### THE TASK
Show every line that has the string "ylabel" in it.

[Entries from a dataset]
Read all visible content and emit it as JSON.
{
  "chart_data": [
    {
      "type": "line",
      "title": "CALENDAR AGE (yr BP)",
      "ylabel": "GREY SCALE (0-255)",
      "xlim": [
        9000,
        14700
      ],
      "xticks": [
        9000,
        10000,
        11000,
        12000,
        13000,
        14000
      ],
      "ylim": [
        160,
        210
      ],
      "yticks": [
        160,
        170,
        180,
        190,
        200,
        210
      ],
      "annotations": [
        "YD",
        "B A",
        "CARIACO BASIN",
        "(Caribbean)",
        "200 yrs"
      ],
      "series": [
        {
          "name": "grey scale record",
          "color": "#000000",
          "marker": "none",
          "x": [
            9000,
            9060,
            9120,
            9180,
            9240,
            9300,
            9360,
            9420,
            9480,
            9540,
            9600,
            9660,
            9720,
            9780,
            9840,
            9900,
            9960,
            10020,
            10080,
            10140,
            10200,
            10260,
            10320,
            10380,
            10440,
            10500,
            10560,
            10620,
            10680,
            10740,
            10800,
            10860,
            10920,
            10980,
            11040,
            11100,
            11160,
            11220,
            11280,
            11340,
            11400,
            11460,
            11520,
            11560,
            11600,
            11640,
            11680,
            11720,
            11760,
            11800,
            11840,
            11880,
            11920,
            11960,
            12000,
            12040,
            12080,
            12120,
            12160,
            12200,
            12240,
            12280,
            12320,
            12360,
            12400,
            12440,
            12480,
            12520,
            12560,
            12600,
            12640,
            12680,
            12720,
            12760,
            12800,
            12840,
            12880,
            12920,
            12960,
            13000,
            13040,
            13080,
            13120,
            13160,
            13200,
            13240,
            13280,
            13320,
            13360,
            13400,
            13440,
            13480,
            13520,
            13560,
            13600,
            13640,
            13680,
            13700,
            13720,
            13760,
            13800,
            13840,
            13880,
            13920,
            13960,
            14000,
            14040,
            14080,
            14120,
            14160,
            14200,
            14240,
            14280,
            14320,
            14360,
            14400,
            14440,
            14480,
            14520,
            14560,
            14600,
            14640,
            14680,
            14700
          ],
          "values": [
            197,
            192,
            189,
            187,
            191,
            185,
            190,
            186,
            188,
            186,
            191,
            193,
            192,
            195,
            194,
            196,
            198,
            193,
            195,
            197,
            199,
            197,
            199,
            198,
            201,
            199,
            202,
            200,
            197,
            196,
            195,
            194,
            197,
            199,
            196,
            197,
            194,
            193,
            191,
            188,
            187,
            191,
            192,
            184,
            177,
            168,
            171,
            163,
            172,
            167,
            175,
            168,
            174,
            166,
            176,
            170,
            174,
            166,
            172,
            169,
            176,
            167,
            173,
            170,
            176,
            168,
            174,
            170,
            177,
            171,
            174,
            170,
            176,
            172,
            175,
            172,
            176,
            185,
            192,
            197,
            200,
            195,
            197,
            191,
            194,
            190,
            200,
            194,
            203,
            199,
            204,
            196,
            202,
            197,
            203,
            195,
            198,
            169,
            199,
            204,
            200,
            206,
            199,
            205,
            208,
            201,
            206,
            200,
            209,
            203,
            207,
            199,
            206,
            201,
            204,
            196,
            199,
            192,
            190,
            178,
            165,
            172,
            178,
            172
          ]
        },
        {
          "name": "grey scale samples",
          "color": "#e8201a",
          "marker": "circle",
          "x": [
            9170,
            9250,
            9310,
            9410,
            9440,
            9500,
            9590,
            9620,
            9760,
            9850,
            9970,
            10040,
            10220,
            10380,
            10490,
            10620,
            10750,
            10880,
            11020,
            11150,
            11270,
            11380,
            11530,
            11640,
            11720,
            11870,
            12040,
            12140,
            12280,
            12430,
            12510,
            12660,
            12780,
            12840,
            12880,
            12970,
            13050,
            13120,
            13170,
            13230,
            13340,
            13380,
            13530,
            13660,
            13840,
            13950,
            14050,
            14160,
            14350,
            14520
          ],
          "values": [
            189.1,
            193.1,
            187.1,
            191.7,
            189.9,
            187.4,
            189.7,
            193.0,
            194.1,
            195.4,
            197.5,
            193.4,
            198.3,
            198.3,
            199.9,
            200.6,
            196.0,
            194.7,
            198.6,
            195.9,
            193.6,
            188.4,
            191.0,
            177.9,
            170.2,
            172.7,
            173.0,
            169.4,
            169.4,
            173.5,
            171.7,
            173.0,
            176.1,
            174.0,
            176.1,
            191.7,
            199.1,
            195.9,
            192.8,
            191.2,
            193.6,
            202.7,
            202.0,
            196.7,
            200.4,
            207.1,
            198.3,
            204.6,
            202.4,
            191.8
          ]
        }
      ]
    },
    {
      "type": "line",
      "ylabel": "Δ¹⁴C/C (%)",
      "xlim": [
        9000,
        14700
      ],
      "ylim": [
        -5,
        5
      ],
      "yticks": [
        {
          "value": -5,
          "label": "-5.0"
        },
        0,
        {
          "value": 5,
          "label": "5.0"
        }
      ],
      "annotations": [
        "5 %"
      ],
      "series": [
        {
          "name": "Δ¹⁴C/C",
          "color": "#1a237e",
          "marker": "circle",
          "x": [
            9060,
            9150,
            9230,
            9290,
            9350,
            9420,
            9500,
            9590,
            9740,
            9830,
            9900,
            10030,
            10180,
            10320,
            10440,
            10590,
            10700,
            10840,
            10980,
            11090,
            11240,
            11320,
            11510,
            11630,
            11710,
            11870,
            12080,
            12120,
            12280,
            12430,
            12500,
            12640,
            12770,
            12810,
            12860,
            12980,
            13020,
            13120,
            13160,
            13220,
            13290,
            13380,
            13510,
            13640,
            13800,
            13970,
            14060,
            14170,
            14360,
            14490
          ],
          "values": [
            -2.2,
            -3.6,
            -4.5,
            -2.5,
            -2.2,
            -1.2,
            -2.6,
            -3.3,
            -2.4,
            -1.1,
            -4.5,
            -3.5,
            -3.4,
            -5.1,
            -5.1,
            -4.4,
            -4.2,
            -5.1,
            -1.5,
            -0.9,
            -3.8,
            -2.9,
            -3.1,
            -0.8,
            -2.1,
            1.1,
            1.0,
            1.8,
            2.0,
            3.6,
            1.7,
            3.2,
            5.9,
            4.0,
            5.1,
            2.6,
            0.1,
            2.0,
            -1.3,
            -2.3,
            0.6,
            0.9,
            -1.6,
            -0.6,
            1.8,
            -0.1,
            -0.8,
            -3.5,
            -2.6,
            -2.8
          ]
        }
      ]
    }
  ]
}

### SOLUTION BELOW
      "ylabel": "GREY SCALE (0-255)",
      "ylabel": "Δ¹⁴C/C (%)",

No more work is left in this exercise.